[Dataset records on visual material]
--------------------------------------------------
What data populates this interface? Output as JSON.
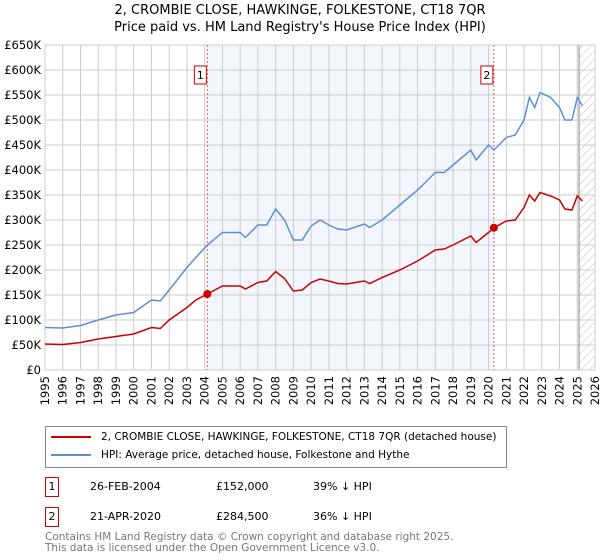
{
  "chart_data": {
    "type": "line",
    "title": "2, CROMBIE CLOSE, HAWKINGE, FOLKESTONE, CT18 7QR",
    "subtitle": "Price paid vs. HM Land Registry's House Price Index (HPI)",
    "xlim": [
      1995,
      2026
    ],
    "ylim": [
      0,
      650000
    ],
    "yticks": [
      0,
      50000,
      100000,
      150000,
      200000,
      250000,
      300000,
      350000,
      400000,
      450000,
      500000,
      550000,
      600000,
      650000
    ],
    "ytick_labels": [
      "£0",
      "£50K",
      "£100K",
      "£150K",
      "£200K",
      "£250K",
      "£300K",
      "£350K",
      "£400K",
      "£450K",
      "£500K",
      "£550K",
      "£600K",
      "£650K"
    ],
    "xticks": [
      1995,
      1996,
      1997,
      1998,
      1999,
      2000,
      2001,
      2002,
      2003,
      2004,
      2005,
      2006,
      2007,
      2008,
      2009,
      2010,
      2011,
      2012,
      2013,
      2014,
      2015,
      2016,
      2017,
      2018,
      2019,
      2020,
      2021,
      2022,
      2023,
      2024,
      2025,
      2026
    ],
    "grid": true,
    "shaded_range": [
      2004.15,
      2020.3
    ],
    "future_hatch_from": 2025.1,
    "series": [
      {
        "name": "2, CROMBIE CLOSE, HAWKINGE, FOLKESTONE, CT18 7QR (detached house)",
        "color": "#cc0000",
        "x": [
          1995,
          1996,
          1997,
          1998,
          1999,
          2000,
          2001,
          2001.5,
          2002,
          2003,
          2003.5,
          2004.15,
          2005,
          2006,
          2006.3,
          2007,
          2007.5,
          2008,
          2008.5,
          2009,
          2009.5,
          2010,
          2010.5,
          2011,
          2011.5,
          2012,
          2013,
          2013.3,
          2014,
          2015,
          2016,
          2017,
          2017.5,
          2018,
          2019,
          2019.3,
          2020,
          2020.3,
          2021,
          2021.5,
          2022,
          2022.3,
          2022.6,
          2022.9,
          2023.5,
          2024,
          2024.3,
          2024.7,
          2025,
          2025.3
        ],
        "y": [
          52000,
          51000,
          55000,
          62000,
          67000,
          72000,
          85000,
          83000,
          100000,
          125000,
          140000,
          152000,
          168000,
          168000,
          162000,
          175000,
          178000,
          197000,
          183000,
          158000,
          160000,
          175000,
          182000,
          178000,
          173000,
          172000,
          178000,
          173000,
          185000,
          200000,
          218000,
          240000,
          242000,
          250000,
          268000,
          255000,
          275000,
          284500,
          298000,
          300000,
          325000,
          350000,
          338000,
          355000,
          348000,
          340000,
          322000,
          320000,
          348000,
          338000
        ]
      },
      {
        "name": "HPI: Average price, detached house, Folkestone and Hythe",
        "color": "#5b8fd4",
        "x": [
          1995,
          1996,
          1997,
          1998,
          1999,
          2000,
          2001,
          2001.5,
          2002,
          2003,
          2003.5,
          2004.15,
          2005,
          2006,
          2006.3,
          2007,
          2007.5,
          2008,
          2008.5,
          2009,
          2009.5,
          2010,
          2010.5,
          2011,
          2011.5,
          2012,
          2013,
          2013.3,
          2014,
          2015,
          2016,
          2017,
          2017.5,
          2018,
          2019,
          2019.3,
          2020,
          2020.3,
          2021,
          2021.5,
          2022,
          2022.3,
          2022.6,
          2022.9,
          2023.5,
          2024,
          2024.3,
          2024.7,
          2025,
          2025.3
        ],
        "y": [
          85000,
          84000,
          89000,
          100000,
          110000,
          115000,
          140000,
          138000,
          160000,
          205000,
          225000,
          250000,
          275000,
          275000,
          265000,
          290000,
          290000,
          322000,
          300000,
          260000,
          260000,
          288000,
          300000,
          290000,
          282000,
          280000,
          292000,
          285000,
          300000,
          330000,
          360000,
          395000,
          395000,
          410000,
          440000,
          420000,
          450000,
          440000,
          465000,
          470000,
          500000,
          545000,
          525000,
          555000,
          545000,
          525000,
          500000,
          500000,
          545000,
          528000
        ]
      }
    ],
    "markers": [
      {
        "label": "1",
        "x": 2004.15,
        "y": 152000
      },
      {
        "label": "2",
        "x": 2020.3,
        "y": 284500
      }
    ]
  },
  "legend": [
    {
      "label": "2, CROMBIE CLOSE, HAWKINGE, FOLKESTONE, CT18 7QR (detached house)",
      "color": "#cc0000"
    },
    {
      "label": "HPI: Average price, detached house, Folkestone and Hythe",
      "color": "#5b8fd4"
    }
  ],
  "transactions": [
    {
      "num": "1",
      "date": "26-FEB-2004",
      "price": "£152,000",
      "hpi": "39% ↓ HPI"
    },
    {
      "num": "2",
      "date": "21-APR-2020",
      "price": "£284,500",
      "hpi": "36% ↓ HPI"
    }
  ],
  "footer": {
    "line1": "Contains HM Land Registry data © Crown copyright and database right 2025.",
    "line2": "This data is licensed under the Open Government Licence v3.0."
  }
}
--------------------------------------------------
_Directions for this task_.
Leave out all pictures, then copy the remaining material exactly.

_Result of the task_.
What data populates this interface? Output as JSON.
{
  "chart_data": {
    "type": "line",
    "title": "2, CROMBIE CLOSE, HAWKINGE, FOLKESTONE, CT18 7QR",
    "subtitle": "Price paid vs. HM Land Registry's House Price Index (HPI)",
    "xlim": [
      1995,
      2026
    ],
    "ylim": [
      0,
      650000
    ],
    "yticks": [
      0,
      50000,
      100000,
      150000,
      200000,
      250000,
      300000,
      350000,
      400000,
      450000,
      500000,
      550000,
      600000,
      650000
    ],
    "ytick_labels": [
      "£0",
      "£50K",
      "£100K",
      "£150K",
      "£200K",
      "£250K",
      "£300K",
      "£350K",
      "£400K",
      "£450K",
      "£500K",
      "£550K",
      "£600K",
      "£650K"
    ],
    "xticks": [
      1995,
      1996,
      1997,
      1998,
      1999,
      2000,
      2001,
      2002,
      2003,
      2004,
      2005,
      2006,
      2007,
      2008,
      2009,
      2010,
      2011,
      2012,
      2013,
      2014,
      2015,
      2016,
      2017,
      2018,
      2019,
      2020,
      2021,
      2022,
      2023,
      2024,
      2025,
      2026
    ],
    "grid": true,
    "shaded_range": [
      2004.15,
      2020.3
    ],
    "future_hatch_from": 2025.1,
    "series": [
      {
        "name": "2, CROMBIE CLOSE, HAWKINGE, FOLKESTONE, CT18 7QR (detached house)",
        "color": "#cc0000",
        "x": [
          1995,
          1996,
          1997,
          1998,
          1999,
          2000,
          2001,
          2001.5,
          2002,
          2003,
          2003.5,
          2004.15,
          2005,
          2006,
          2006.3,
          2007,
          2007.5,
          2008,
          2008.5,
          2009,
          2009.5,
          2010,
          2010.5,
          2011,
          2011.5,
          2012,
          2013,
          2013.3,
          2014,
          2015,
          2016,
          2017,
          2017.5,
          2018,
          2019,
          2019.3,
          2020,
          2020.3,
          2021,
          2021.5,
          2022,
          2022.3,
          2022.6,
          2022.9,
          2023.5,
          2024,
          2024.3,
          2024.7,
          2025,
          2025.3
        ],
        "y": [
          52000,
          51000,
          55000,
          62000,
          67000,
          72000,
          85000,
          83000,
          100000,
          125000,
          140000,
          152000,
          168000,
          168000,
          162000,
          175000,
          178000,
          197000,
          183000,
          158000,
          160000,
          175000,
          182000,
          178000,
          173000,
          172000,
          178000,
          173000,
          185000,
          200000,
          218000,
          240000,
          242000,
          250000,
          268000,
          255000,
          275000,
          284500,
          298000,
          300000,
          325000,
          350000,
          338000,
          355000,
          348000,
          340000,
          322000,
          320000,
          348000,
          338000
        ]
      },
      {
        "name": "HPI: Average price, detached house, Folkestone and Hythe",
        "color": "#5b8fd4",
        "x": [
          1995,
          1996,
          1997,
          1998,
          1999,
          2000,
          2001,
          2001.5,
          2002,
          2003,
          2003.5,
          2004.15,
          2005,
          2006,
          2006.3,
          2007,
          2007.5,
          2008,
          2008.5,
          2009,
          2009.5,
          2010,
          2010.5,
          2011,
          2011.5,
          2012,
          2013,
          2013.3,
          2014,
          2015,
          2016,
          2017,
          2017.5,
          2018,
          2019,
          2019.3,
          2020,
          2020.3,
          2021,
          2021.5,
          2022,
          2022.3,
          2022.6,
          2022.9,
          2023.5,
          2024,
          2024.3,
          2024.7,
          2025,
          2025.3
        ],
        "y": [
          85000,
          84000,
          89000,
          100000,
          110000,
          115000,
          140000,
          138000,
          160000,
          205000,
          225000,
          250000,
          275000,
          275000,
          265000,
          290000,
          290000,
          322000,
          300000,
          260000,
          260000,
          288000,
          300000,
          290000,
          282000,
          280000,
          292000,
          285000,
          300000,
          330000,
          360000,
          395000,
          395000,
          410000,
          440000,
          420000,
          450000,
          440000,
          465000,
          470000,
          500000,
          545000,
          525000,
          555000,
          545000,
          525000,
          500000,
          500000,
          545000,
          528000
        ]
      }
    ],
    "markers": [
      {
        "label": "1",
        "x": 2004.15,
        "y": 152000
      },
      {
        "label": "2",
        "x": 2020.3,
        "y": 284500
      }
    ]
  },
  "legend": [
    {
      "label": "2, CROMBIE CLOSE, HAWKINGE, FOLKESTONE, CT18 7QR (detached house)",
      "color": "#cc0000"
    },
    {
      "label": "HPI: Average price, detached house, Folkestone and Hythe",
      "color": "#5b8fd4"
    }
  ],
  "transactions": [
    {
      "num": "1",
      "date": "26-FEB-2004",
      "price": "£152,000",
      "hpi": "39% ↓ HPI"
    },
    {
      "num": "2",
      "date": "21-APR-2020",
      "price": "£284,500",
      "hpi": "36% ↓ HPI"
    }
  ],
  "footer": {
    "line1": "Contains HM Land Registry data © Crown copyright and database right 2025.",
    "line2": "This data is licensed under the Open Government Licence v3.0."
  }
}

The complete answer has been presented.